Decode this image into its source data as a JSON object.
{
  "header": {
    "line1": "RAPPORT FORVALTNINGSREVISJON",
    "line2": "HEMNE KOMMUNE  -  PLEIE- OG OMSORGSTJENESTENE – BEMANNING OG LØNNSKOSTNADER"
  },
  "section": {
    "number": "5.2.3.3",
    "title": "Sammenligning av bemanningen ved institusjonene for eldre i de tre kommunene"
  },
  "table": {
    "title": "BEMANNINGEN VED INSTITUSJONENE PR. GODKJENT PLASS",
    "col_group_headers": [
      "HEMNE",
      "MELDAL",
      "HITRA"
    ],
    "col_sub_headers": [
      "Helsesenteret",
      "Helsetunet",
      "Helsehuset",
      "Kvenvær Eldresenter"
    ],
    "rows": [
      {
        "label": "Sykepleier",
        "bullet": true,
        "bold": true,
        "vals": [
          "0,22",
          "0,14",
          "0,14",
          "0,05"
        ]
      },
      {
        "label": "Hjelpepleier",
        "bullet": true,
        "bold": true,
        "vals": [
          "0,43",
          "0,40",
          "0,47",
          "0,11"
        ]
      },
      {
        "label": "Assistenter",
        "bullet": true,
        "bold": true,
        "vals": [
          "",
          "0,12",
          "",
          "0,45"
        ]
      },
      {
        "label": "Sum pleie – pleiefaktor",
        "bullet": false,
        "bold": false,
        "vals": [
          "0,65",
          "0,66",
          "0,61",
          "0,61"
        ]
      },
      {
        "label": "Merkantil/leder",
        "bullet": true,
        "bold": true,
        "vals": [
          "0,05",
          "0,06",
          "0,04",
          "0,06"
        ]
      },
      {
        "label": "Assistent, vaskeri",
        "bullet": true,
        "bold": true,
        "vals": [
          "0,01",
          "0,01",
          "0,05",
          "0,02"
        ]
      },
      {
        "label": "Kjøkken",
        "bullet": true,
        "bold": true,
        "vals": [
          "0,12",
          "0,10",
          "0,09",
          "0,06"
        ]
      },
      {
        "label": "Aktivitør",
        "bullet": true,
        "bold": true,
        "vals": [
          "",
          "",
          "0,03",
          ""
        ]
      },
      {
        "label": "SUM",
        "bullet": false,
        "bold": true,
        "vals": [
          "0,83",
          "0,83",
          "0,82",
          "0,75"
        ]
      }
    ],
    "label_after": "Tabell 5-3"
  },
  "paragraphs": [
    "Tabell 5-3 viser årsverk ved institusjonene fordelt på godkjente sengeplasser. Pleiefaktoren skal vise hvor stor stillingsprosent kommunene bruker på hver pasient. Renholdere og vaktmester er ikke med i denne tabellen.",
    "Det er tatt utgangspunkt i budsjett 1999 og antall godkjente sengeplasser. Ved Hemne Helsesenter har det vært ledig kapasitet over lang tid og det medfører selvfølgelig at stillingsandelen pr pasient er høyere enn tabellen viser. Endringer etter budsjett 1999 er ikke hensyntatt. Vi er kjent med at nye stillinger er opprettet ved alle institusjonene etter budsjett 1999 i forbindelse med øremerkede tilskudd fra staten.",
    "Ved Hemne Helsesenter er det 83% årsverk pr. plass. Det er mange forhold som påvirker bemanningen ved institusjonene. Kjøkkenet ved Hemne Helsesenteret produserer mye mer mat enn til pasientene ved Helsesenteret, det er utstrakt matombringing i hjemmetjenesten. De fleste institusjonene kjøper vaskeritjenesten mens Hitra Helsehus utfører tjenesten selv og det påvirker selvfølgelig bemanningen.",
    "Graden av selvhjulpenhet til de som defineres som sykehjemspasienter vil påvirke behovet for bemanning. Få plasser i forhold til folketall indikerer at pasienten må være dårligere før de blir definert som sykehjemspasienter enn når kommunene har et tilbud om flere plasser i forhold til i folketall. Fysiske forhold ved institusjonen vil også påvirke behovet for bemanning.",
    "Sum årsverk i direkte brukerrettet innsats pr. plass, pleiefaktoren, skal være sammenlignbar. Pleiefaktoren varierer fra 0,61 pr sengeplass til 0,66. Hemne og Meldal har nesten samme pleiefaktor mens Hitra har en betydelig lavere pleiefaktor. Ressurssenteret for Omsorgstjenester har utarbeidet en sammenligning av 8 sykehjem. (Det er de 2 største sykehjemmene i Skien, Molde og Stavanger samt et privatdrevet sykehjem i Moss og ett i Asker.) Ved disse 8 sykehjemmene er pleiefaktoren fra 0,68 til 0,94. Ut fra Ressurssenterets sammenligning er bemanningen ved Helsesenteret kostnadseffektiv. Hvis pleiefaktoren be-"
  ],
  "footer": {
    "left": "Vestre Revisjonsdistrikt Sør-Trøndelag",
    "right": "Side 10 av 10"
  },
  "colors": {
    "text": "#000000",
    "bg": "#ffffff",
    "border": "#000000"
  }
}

::::::::::

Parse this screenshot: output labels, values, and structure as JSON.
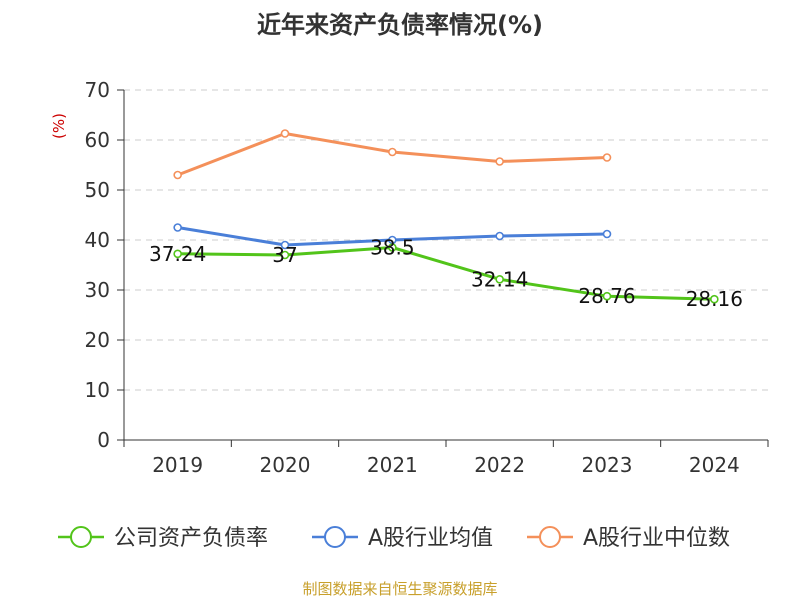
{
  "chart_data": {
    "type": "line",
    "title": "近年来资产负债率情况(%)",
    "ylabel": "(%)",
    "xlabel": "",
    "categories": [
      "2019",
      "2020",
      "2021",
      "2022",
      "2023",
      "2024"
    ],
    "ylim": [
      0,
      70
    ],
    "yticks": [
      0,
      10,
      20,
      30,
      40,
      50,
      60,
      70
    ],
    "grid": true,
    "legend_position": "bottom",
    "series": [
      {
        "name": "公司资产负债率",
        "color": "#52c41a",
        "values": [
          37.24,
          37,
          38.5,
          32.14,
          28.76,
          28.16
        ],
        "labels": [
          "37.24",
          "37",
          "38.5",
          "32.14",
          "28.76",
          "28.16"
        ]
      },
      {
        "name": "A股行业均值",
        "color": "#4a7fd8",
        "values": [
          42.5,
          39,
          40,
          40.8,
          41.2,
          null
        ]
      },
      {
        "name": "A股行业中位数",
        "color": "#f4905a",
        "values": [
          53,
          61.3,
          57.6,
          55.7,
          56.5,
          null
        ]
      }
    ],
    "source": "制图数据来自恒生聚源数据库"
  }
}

::::::::::

What you have to do: Return every line in the listing that contains the word "tabellen".

Result for this exercise:
    "Tabell 5-3 viser årsverk ved institusjonene fordelt på godkjente sengeplasser. Pleiefaktoren skal vise hvor stor stillingsprosent kommunene bruker på hver pasient. Renholdere og vaktmester er ikke med i denne tabellen.",
    "Det er tatt utgangspunkt i budsjett 1999 og antall godkjente sengeplasser. Ved Hemne Helsesenter har det vært ledig kapasitet over lang tid og det medfører selvfølgelig at stillingsandelen pr pasient er høyere enn tabellen viser. Endringer etter budsjett 1999 er ikke hensyntatt. Vi er kjent med at nye stillinger er opprettet ved alle institusjonene etter budsjett 1999 i forbindelse med øremerkede tilskudd fra staten.",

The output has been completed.